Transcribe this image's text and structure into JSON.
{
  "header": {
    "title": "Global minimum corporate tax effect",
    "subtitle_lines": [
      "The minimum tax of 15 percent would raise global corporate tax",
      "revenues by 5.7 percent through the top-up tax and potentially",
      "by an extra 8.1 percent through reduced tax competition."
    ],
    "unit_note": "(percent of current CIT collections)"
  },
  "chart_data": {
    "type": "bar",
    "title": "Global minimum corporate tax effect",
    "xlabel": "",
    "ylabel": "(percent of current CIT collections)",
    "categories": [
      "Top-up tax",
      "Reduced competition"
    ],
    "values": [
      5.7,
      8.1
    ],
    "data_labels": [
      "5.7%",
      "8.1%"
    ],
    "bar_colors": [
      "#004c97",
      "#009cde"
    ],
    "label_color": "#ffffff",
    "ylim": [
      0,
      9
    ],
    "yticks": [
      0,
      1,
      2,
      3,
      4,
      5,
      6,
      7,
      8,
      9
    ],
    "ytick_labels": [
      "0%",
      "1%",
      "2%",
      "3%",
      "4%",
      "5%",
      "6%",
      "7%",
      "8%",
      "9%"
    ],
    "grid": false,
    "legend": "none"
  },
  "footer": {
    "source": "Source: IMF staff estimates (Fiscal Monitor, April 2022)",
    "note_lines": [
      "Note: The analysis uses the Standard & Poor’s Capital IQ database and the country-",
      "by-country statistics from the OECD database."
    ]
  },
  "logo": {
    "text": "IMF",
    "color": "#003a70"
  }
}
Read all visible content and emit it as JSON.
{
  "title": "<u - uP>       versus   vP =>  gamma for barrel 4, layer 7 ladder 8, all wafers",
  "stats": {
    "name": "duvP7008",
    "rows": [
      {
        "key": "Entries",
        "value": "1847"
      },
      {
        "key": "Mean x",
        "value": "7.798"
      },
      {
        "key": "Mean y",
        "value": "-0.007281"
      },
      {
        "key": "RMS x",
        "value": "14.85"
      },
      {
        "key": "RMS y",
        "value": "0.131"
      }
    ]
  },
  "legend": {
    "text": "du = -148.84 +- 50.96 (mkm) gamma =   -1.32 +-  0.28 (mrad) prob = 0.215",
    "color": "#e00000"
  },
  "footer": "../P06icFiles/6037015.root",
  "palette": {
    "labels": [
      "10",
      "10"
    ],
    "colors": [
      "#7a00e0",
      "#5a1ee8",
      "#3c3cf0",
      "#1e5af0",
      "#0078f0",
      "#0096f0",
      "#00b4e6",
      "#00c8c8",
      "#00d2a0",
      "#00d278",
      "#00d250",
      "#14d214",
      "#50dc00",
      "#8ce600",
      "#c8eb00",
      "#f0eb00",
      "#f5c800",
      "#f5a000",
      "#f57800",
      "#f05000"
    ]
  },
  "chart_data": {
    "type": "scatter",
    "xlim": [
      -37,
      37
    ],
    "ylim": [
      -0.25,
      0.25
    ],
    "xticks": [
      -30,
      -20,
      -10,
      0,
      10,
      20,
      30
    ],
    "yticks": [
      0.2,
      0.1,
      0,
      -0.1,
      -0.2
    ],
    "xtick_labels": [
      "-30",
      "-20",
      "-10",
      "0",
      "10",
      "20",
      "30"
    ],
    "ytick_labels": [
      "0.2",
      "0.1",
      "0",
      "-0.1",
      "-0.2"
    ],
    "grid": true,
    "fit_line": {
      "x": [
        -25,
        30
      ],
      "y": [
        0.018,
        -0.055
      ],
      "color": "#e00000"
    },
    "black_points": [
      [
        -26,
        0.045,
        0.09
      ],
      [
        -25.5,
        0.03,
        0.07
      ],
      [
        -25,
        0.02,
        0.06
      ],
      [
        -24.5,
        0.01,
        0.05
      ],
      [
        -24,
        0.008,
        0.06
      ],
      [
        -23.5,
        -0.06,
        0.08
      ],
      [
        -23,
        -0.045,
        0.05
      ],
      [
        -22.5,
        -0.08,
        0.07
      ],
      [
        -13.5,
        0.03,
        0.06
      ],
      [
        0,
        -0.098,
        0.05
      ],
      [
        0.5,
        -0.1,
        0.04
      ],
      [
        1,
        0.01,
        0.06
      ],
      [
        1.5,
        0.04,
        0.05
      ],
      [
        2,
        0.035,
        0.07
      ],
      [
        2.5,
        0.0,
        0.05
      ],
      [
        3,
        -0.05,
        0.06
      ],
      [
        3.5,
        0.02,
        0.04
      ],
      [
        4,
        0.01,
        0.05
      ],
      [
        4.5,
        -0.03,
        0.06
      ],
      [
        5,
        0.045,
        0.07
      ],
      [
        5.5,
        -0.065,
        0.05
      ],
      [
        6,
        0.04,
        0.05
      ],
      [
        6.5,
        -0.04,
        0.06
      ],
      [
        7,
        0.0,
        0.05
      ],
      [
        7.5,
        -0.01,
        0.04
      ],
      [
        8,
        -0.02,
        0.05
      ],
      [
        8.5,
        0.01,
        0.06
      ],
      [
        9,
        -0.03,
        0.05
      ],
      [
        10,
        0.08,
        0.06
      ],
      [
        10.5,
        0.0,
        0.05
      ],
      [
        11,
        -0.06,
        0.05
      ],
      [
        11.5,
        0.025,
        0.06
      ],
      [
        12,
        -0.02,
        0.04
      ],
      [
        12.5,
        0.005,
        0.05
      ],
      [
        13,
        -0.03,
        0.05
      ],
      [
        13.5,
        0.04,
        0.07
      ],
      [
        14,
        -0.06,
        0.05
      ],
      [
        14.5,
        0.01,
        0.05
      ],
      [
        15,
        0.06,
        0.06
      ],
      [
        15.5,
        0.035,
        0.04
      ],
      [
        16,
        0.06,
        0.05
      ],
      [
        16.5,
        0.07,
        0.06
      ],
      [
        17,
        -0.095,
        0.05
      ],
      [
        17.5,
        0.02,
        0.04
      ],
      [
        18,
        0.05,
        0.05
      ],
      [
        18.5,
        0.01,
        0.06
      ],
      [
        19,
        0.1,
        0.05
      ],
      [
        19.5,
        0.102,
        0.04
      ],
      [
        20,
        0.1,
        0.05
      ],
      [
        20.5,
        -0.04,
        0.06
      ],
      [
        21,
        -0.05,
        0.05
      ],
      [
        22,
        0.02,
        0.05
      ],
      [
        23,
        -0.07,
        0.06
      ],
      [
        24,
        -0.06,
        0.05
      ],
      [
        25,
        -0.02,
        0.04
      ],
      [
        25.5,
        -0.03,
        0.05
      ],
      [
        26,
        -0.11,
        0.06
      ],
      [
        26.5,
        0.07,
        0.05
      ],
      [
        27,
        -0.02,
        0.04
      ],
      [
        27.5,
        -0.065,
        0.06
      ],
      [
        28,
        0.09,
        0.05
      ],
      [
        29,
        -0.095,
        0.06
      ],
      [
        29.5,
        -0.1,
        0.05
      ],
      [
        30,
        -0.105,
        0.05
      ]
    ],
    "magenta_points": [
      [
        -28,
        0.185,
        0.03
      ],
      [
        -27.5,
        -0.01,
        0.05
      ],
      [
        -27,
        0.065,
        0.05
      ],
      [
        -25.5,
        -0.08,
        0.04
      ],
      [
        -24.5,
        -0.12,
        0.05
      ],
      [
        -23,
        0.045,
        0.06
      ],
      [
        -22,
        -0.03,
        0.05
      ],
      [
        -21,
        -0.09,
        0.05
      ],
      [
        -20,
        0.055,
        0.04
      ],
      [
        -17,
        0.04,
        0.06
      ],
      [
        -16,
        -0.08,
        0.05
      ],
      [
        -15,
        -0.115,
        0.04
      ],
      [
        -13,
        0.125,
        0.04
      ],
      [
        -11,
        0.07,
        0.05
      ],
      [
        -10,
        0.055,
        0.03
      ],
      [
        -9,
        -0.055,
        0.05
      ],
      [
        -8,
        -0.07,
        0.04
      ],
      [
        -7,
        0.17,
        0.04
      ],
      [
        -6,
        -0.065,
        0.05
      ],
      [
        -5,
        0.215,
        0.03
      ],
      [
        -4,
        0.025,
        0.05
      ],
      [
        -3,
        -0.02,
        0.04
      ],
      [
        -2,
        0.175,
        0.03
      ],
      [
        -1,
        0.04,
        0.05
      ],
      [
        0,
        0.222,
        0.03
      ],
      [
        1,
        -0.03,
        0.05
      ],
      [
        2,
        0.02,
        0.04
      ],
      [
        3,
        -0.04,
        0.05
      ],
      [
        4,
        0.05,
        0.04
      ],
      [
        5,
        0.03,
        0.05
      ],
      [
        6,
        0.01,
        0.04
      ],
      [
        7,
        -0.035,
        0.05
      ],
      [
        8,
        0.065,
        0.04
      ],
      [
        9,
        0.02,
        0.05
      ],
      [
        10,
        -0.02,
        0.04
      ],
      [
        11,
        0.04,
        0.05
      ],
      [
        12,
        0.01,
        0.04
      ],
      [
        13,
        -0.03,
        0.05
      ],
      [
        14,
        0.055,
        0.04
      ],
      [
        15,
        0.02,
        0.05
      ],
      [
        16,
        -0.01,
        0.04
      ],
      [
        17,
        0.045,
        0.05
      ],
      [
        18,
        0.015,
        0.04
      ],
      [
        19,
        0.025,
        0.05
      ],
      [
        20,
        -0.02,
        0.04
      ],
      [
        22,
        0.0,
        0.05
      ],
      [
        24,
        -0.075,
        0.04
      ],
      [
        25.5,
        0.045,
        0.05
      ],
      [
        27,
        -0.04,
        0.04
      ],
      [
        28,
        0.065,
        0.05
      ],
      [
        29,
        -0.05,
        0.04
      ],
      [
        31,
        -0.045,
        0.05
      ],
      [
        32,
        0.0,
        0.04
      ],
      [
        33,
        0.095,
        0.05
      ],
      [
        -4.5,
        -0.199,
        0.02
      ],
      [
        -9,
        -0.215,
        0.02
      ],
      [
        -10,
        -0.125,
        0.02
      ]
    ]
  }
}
-.-.-
■ **Task directions**
Pull every line containing "JSON" out of the records.

■ **Correct answer**
Transcribe this image's text and structure into JSON.
Read all visible content and emit it as JSON.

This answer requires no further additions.